- Aim: Return the whole listing exactly as it stands.

(Data records)
┌────────
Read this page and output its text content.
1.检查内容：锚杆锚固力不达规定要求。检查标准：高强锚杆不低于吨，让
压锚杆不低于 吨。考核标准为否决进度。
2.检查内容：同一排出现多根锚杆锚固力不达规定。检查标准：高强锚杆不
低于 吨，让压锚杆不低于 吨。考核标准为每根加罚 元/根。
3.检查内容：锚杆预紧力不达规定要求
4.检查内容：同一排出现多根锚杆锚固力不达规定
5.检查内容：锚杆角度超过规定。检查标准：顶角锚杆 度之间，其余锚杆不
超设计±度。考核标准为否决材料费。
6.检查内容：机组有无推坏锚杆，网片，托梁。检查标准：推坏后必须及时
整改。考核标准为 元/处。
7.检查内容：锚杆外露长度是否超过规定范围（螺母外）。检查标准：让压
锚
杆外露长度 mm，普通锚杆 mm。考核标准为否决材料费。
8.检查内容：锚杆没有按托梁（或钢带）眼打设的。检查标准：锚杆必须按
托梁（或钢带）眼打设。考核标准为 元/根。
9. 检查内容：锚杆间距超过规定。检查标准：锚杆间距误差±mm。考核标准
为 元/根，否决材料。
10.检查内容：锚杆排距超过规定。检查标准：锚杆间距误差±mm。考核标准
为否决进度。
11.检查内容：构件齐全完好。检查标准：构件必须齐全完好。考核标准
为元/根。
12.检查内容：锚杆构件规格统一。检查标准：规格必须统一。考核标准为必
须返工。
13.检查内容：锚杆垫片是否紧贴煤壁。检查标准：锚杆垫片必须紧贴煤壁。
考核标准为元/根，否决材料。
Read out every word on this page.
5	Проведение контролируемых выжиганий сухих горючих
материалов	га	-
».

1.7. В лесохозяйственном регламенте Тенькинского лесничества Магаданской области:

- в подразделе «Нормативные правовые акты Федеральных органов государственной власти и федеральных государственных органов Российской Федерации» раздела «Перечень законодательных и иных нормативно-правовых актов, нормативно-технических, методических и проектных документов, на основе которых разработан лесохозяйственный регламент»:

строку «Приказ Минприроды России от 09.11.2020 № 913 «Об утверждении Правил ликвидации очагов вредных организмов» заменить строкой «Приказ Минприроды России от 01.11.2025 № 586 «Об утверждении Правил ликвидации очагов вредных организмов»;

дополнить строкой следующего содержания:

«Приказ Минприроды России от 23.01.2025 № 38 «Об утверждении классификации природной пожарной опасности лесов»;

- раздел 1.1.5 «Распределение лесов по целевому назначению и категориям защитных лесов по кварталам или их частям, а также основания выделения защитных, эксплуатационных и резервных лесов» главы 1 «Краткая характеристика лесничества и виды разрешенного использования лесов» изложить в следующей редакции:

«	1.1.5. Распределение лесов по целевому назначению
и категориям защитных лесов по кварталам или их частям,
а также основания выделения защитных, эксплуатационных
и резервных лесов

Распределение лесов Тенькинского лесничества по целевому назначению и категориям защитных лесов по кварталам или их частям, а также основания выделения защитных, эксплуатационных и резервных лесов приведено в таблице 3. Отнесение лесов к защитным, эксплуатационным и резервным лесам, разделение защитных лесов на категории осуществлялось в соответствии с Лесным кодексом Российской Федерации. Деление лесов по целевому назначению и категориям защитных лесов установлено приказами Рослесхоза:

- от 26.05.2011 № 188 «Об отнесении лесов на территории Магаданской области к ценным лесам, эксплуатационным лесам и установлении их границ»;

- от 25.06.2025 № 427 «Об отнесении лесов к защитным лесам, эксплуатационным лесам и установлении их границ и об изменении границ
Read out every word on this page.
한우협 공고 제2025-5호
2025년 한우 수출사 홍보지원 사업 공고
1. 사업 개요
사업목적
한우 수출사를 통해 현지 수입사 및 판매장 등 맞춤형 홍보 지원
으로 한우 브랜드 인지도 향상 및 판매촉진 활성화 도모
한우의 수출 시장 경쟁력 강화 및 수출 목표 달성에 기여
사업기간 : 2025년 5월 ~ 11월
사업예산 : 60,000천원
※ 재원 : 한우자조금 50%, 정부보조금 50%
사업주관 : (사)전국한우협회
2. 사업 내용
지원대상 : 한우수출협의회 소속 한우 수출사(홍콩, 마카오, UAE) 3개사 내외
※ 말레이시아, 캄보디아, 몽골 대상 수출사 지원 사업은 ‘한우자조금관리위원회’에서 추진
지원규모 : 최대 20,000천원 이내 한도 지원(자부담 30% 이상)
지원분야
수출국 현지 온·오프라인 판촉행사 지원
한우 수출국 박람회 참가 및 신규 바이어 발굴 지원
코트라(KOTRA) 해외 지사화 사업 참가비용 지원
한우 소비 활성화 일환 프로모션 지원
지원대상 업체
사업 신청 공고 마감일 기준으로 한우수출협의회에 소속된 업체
└────────
- Solution for this exercise:
Read this page and output its text content.
1.检查内容：锚杆锚固力不达规定要求。检查标准：高强锚杆不低于吨，让
压锚杆不低于 吨。考核标准为否决进度。
2.检查内容：同一排出现多根锚杆锚固力不达规定。检查标准：高强锚杆不
低于 吨，让压锚杆不低于 吨。考核标准为每根加罚 元/根。
3.检查内容：锚杆预紧力不达规定要求
4.检查内容：同一排出现多根锚杆锚固力不达规定
5.检查内容：锚杆角度超过规定。检查标准：顶角锚杆 度之间，其余锚杆不
超设计±度。考核标准为否决材料费。
6.检查内容：机组有无推坏锚杆，网片，托梁。检查标准：推坏后必须及时
整改。考核标准为 元/处。
7.检查内容：锚杆外露长度是否超过规定范围（螺母外）。检查标准：让压
锚
杆外露长度 mm，普通锚杆 mm。考核标准为否决材料费。
8.检查内容：锚杆没有按托梁（或钢带）眼打设的。检查标准：锚杆必须按
托梁（或钢带）眼打设。考核标准为 元/根。
9. 检查内容：锚杆间距超过规定。检查标准：锚杆间距误差±mm。考核标准
为 元/根，否决材料。
10.检查内容：锚杆排距超过规定。检查标准：锚杆间距误差±mm。考核标准
为否决进度。
11.检查内容：构件齐全完好。检查标准：构件必须齐全完好。考核标准
为元/根。
12.检查内容：锚杆构件规格统一。检查标准：规格必须统一。考核标准为必
须返工。
13.检查内容：锚杆垫片是否紧贴煤壁。检查标准：锚杆垫片必须紧贴煤壁。
考核标准为元/根，否决材料。
Read out every word on this page.
5	Проведение контролируемых выжиганий сухих горючих
материалов	га	-
».

1.7. В лесохозяйственном регламенте Тенькинского лесничества Магаданской области:

- в подразделе «Нормативные правовые акты Федеральных органов государственной власти и федеральных государственных органов Российской Федерации» раздела «Перечень законодательных и иных нормативно-правовых актов, нормативно-технических, методических и проектных документов, на основе которых разработан лесохозяйственный регламент»:

строку «Приказ Минприроды России от 09.11.2020 № 913 «Об утверждении Правил ликвидации очагов вредных организмов» заменить строкой «Приказ Минприроды России от 01.11.2025 № 586 «Об утверждении Правил ликвидации очагов вредных организмов»;

дополнить строкой следующего содержания:

«Приказ Минприроды России от 23.01.2025 № 38 «Об утверждении классификации природной пожарной опасности лесов»;

- раздел 1.1.5 «Распределение лесов по целевому назначению и категориям защитных лесов по кварталам или их частям, а также основания выделения защитных, эксплуатационных и резервных лесов» главы 1 «Краткая характеристика лесничества и виды разрешенного использования лесов» изложить в следующей редакции:

«	1.1.5. Распределение лесов по целевому назначению
и категориям защитных лесов по кварталам или их частям,
а также основания выделения защитных, эксплуатационных
и резервных лесов

Распределение лесов Тенькинского лесничества по целевому назначению и категориям защитных лесов по кварталам или их частям, а также основания выделения защитных, эксплуатационных и резервных лесов приведено в таблице 3. Отнесение лесов к защитным, эксплуатационным и резервным лесам, разделение защитных лесов на категории осуществлялось в соответствии с Лесным кодексом Российской Федерации. Деление лесов по целевому назначению и категориям защитных лесов установлено приказами Рослесхоза:

- от 26.05.2011 № 188 «Об отнесении лесов на территории Магаданской области к ценным лесам, эксплуатационным лесам и установлении их границ»;

- от 25.06.2025 № 427 «Об отнесении лесов к защитным лесам, эксплуатационным лесам и установлении их границ и об изменении границ
Read out every word on this page.
한우협 공고 제2025-5호
2025년 한우 수출사 홍보지원 사업 공고
1. 사업 개요
사업목적
한우 수출사를 통해 현지 수입사 및 판매장 등 맞춤형 홍보 지원
으로 한우 브랜드 인지도 향상 및 판매촉진 활성화 도모
한우의 수출 시장 경쟁력 강화 및 수출 목표 달성에 기여
사업기간 : 2025년 5월 ~ 11월
사업예산 : 60,000천원
※ 재원 : 한우자조금 50%, 정부보조금 50%
사업주관 : (사)전국한우협회
2. 사업 내용
지원대상 : 한우수출협의회 소속 한우 수출사(홍콩, 마카오, UAE) 3개사 내외
※ 말레이시아, 캄보디아, 몽골 대상 수출사 지원 사업은 ‘한우자조금관리위원회’에서 추진
지원규모 : 최대 20,000천원 이내 한도 지원(자부담 30% 이상)
지원분야
수출국 현지 온·오프라인 판촉행사 지원
한우 수출국 박람회 참가 및 신규 바이어 발굴 지원
코트라(KOTRA) 해외 지사화 사업 참가비용 지원
한우 소비 활성화 일환 프로모션 지원
지원대상 업체
사업 신청 공고 마감일 기준으로 한우수출협의회에 소속된 업체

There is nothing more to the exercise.